╔══

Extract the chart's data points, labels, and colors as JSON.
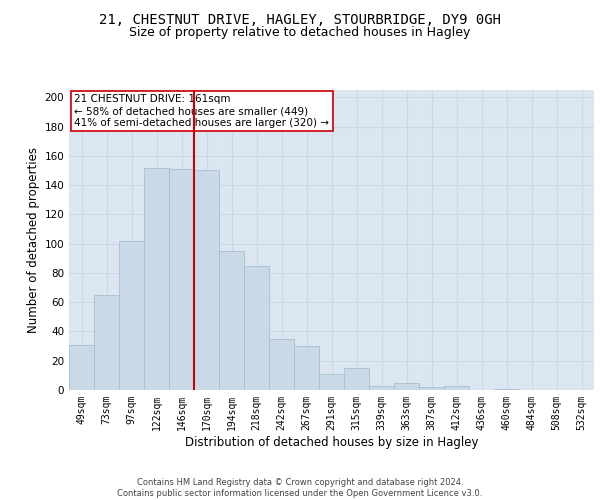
{
  "title_line1": "21, CHESTNUT DRIVE, HAGLEY, STOURBRIDGE, DY9 0GH",
  "title_line2": "Size of property relative to detached houses in Hagley",
  "xlabel": "Distribution of detached houses by size in Hagley",
  "ylabel": "Number of detached properties",
  "bar_labels": [
    "49sqm",
    "73sqm",
    "97sqm",
    "122sqm",
    "146sqm",
    "170sqm",
    "194sqm",
    "218sqm",
    "242sqm",
    "267sqm",
    "291sqm",
    "315sqm",
    "339sqm",
    "363sqm",
    "387sqm",
    "412sqm",
    "436sqm",
    "460sqm",
    "484sqm",
    "508sqm",
    "532sqm"
  ],
  "bar_values": [
    31,
    65,
    102,
    152,
    151,
    150,
    95,
    85,
    35,
    30,
    11,
    15,
    3,
    5,
    2,
    3,
    0,
    1,
    0,
    0,
    0
  ],
  "bar_color": "#c9d9e8",
  "bar_edge_color": "#a8bfd0",
  "vline_color": "#cc0000",
  "annotation_text": "21 CHESTNUT DRIVE: 161sqm\n← 58% of detached houses are smaller (449)\n41% of semi-detached houses are larger (320) →",
  "annotation_box_color": "#ffffff",
  "annotation_box_edge_color": "#cc0000",
  "ylim": [
    0,
    205
  ],
  "yticks": [
    0,
    20,
    40,
    60,
    80,
    100,
    120,
    140,
    160,
    180,
    200
  ],
  "grid_color": "#ccd6e8",
  "bg_color": "#dce6f0",
  "footer_text": "Contains HM Land Registry data © Crown copyright and database right 2024.\nContains public sector information licensed under the Open Government Licence v3.0.",
  "title_fontsize": 10,
  "subtitle_fontsize": 9,
  "axis_label_fontsize": 8.5,
  "tick_fontsize": 7,
  "annotation_fontsize": 7.5,
  "footer_fontsize": 6
}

╚══

Copy each line in full and exactly, omitting any picture.

COMPLETE ANSWER
Extract the chart's data points, labels, and colors as JSON.
{
  "title_line1": "21, CHESTNUT DRIVE, HAGLEY, STOURBRIDGE, DY9 0GH",
  "title_line2": "Size of property relative to detached houses in Hagley",
  "xlabel": "Distribution of detached houses by size in Hagley",
  "ylabel": "Number of detached properties",
  "bar_labels": [
    "49sqm",
    "73sqm",
    "97sqm",
    "122sqm",
    "146sqm",
    "170sqm",
    "194sqm",
    "218sqm",
    "242sqm",
    "267sqm",
    "291sqm",
    "315sqm",
    "339sqm",
    "363sqm",
    "387sqm",
    "412sqm",
    "436sqm",
    "460sqm",
    "484sqm",
    "508sqm",
    "532sqm"
  ],
  "bar_values": [
    31,
    65,
    102,
    152,
    151,
    150,
    95,
    85,
    35,
    30,
    11,
    15,
    3,
    5,
    2,
    3,
    0,
    1,
    0,
    0,
    0
  ],
  "bar_color": "#c9d9e8",
  "bar_edge_color": "#a8bfd0",
  "vline_color": "#cc0000",
  "annotation_text": "21 CHESTNUT DRIVE: 161sqm\n← 58% of detached houses are smaller (449)\n41% of semi-detached houses are larger (320) →",
  "annotation_box_color": "#ffffff",
  "annotation_box_edge_color": "#cc0000",
  "ylim": [
    0,
    205
  ],
  "yticks": [
    0,
    20,
    40,
    60,
    80,
    100,
    120,
    140,
    160,
    180,
    200
  ],
  "grid_color": "#ccd6e8",
  "bg_color": "#dce6f0",
  "footer_text": "Contains HM Land Registry data © Crown copyright and database right 2024.\nContains public sector information licensed under the Open Government Licence v3.0.",
  "title_fontsize": 10,
  "subtitle_fontsize": 9,
  "axis_label_fontsize": 8.5,
  "tick_fontsize": 7,
  "annotation_fontsize": 7.5,
  "footer_fontsize": 6
}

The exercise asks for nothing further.